▸ **Given instruction**
Give the count of lines that include the string "Dollar". Add nothing to it.

# Exercise input start

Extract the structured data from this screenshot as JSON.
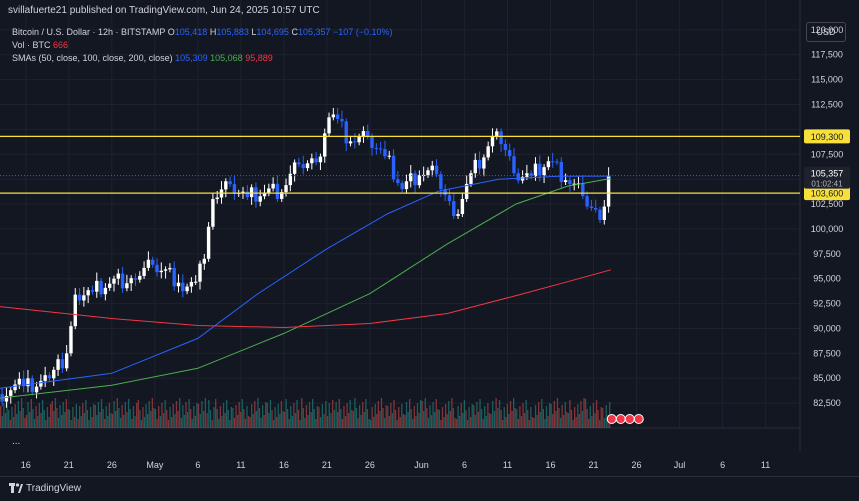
{
  "header": {
    "publisher": "svillafuerte21 published on TradingView.com, Jun 24, 2025 10:57 UTC"
  },
  "legend": {
    "symbol": "Bitcoin / U.S. Dollar · 12h · BITSTAMP",
    "o_key": "O",
    "o": "105,418",
    "h_key": "H",
    "h": "105,883",
    "l_key": "L",
    "l": "104,695",
    "c_key": "C",
    "c": "105,357",
    "change": "−107 (−0.10%)",
    "vol_label": "Vol · BTC",
    "vol": "666",
    "sma_label": "SMAs (50, close, 100, close, 200, close)",
    "sma50": "105,309",
    "sma100": "105,068",
    "sma200": "95,889"
  },
  "currency": "USD",
  "ellipsis": "...",
  "footer": {
    "brand": "TradingView"
  },
  "colors": {
    "up": "#ffffff",
    "down": "#2962ff",
    "sma50": "#2962ff",
    "sma100": "#4caf50",
    "sma200": "#f23645",
    "hline": "#f7e03c",
    "vol_up": "#26a69a",
    "vol_down": "#ef5350"
  },
  "chart_data": {
    "type": "candlestick",
    "title": "Bitcoin / U.S. Dollar · 12h · BITSTAMP",
    "ylim": [
      80000,
      123000
    ],
    "y_ticks": [
      82500,
      85000,
      87500,
      90000,
      92500,
      95000,
      97500,
      100000,
      102500,
      105000,
      107500,
      110000,
      112500,
      115000,
      117500,
      120000
    ],
    "y_tick_labels": [
      "82,500",
      "85,000",
      "87,500",
      "90,000",
      "92,500",
      "95,000",
      "97,500",
      "100,000",
      "102,500",
      "105,000",
      "107,500",
      "110,000",
      "112,500",
      "115,000",
      "117,500",
      "120,000"
    ],
    "x_start": "2025-04-13",
    "x_end": "2025-07-15",
    "x_ticks": [
      {
        "date": "2025-04-16",
        "label": "16"
      },
      {
        "date": "2025-04-21",
        "label": "21"
      },
      {
        "date": "2025-04-26",
        "label": "26"
      },
      {
        "date": "2025-05-01",
        "label": "May"
      },
      {
        "date": "2025-05-06",
        "label": "6"
      },
      {
        "date": "2025-05-11",
        "label": "11"
      },
      {
        "date": "2025-05-16",
        "label": "16"
      },
      {
        "date": "2025-05-21",
        "label": "21"
      },
      {
        "date": "2025-05-26",
        "label": "26"
      },
      {
        "date": "2025-06-01",
        "label": "Jun"
      },
      {
        "date": "2025-06-06",
        "label": "6"
      },
      {
        "date": "2025-06-11",
        "label": "11"
      },
      {
        "date": "2025-06-16",
        "label": "16"
      },
      {
        "date": "2025-06-21",
        "label": "21"
      },
      {
        "date": "2025-06-26",
        "label": "26"
      },
      {
        "date": "2025-07-01",
        "label": "Jul"
      },
      {
        "date": "2025-07-06",
        "label": "6"
      },
      {
        "date": "2025-07-11",
        "label": "11"
      }
    ],
    "horizontal_lines": [
      {
        "value": 109300,
        "label": "109,300"
      },
      {
        "value": 103600,
        "label": "103,600"
      }
    ],
    "last_price": {
      "value": 105357,
      "label": "105,357",
      "countdown": "01:02:41"
    },
    "close_series": [
      {
        "date": "2025-04-13",
        "close": 83400
      },
      {
        "date": "2025-04-16",
        "close": 84200
      },
      {
        "date": "2025-04-19",
        "close": 85000
      },
      {
        "date": "2025-04-21",
        "close": 87500
      },
      {
        "date": "2025-04-22",
        "close": 93400
      },
      {
        "date": "2025-04-24",
        "close": 93700
      },
      {
        "date": "2025-04-26",
        "close": 94500
      },
      {
        "date": "2025-04-29",
        "close": 94900
      },
      {
        "date": "2025-05-01",
        "close": 96400
      },
      {
        "date": "2025-05-04",
        "close": 94600
      },
      {
        "date": "2025-05-06",
        "close": 94700
      },
      {
        "date": "2025-05-07",
        "close": 97000
      },
      {
        "date": "2025-05-08",
        "close": 103000
      },
      {
        "date": "2025-05-10",
        "close": 104500
      },
      {
        "date": "2025-05-12",
        "close": 103200
      },
      {
        "date": "2025-05-14",
        "close": 103600
      },
      {
        "date": "2025-05-16",
        "close": 103700
      },
      {
        "date": "2025-05-18",
        "close": 106500
      },
      {
        "date": "2025-05-20",
        "close": 106700
      },
      {
        "date": "2025-05-21",
        "close": 109600
      },
      {
        "date": "2025-05-22",
        "close": 111500
      },
      {
        "date": "2025-05-24",
        "close": 108800
      },
      {
        "date": "2025-05-26",
        "close": 109300
      },
      {
        "date": "2025-05-28",
        "close": 107300
      },
      {
        "date": "2025-05-30",
        "close": 104000
      },
      {
        "date": "2025-06-01",
        "close": 105400
      },
      {
        "date": "2025-06-03",
        "close": 105500
      },
      {
        "date": "2025-06-05",
        "close": 101300
      },
      {
        "date": "2025-06-07",
        "close": 105600
      },
      {
        "date": "2025-06-09",
        "close": 108300
      },
      {
        "date": "2025-06-10",
        "close": 109800
      },
      {
        "date": "2025-06-12",
        "close": 105600
      },
      {
        "date": "2025-06-14",
        "close": 105300
      },
      {
        "date": "2025-06-16",
        "close": 106800
      },
      {
        "date": "2025-06-18",
        "close": 104900
      },
      {
        "date": "2025-06-20",
        "close": 103300
      },
      {
        "date": "2025-06-22",
        "close": 100900
      },
      {
        "date": "2025-06-23",
        "close": 105357
      }
    ],
    "sma_series": [
      {
        "name": "SMA 50",
        "color": "#2962ff",
        "points": [
          {
            "date": "2025-04-13",
            "value": 84000
          },
          {
            "date": "2025-04-26",
            "value": 85500
          },
          {
            "date": "2025-05-06",
            "value": 89000
          },
          {
            "date": "2025-05-13",
            "value": 93500
          },
          {
            "date": "2025-05-21",
            "value": 98000
          },
          {
            "date": "2025-05-28",
            "value": 101500
          },
          {
            "date": "2025-06-03",
            "value": 103800
          },
          {
            "date": "2025-06-10",
            "value": 105000
          },
          {
            "date": "2025-06-17",
            "value": 105300
          },
          {
            "date": "2025-06-23",
            "value": 105309
          }
        ]
      },
      {
        "name": "SMA 100",
        "color": "#4caf50",
        "points": [
          {
            "date": "2025-04-13",
            "value": 83000
          },
          {
            "date": "2025-04-26",
            "value": 84300
          },
          {
            "date": "2025-05-06",
            "value": 86000
          },
          {
            "date": "2025-05-16",
            "value": 89500
          },
          {
            "date": "2025-05-26",
            "value": 93500
          },
          {
            "date": "2025-06-04",
            "value": 98500
          },
          {
            "date": "2025-06-12",
            "value": 102500
          },
          {
            "date": "2025-06-18",
            "value": 104300
          },
          {
            "date": "2025-06-23",
            "value": 105068
          }
        ]
      },
      {
        "name": "SMA 200",
        "color": "#f23645",
        "points": [
          {
            "date": "2025-04-13",
            "value": 92200
          },
          {
            "date": "2025-04-26",
            "value": 91000
          },
          {
            "date": "2025-05-06",
            "value": 90300
          },
          {
            "date": "2025-05-16",
            "value": 90100
          },
          {
            "date": "2025-05-26",
            "value": 90500
          },
          {
            "date": "2025-06-04",
            "value": 91500
          },
          {
            "date": "2025-06-12",
            "value": 93300
          },
          {
            "date": "2025-06-18",
            "value": 94700
          },
          {
            "date": "2025-06-23",
            "value": 95889
          }
        ]
      }
    ]
  }
}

# Exercise input end

▸ **Full solution**
2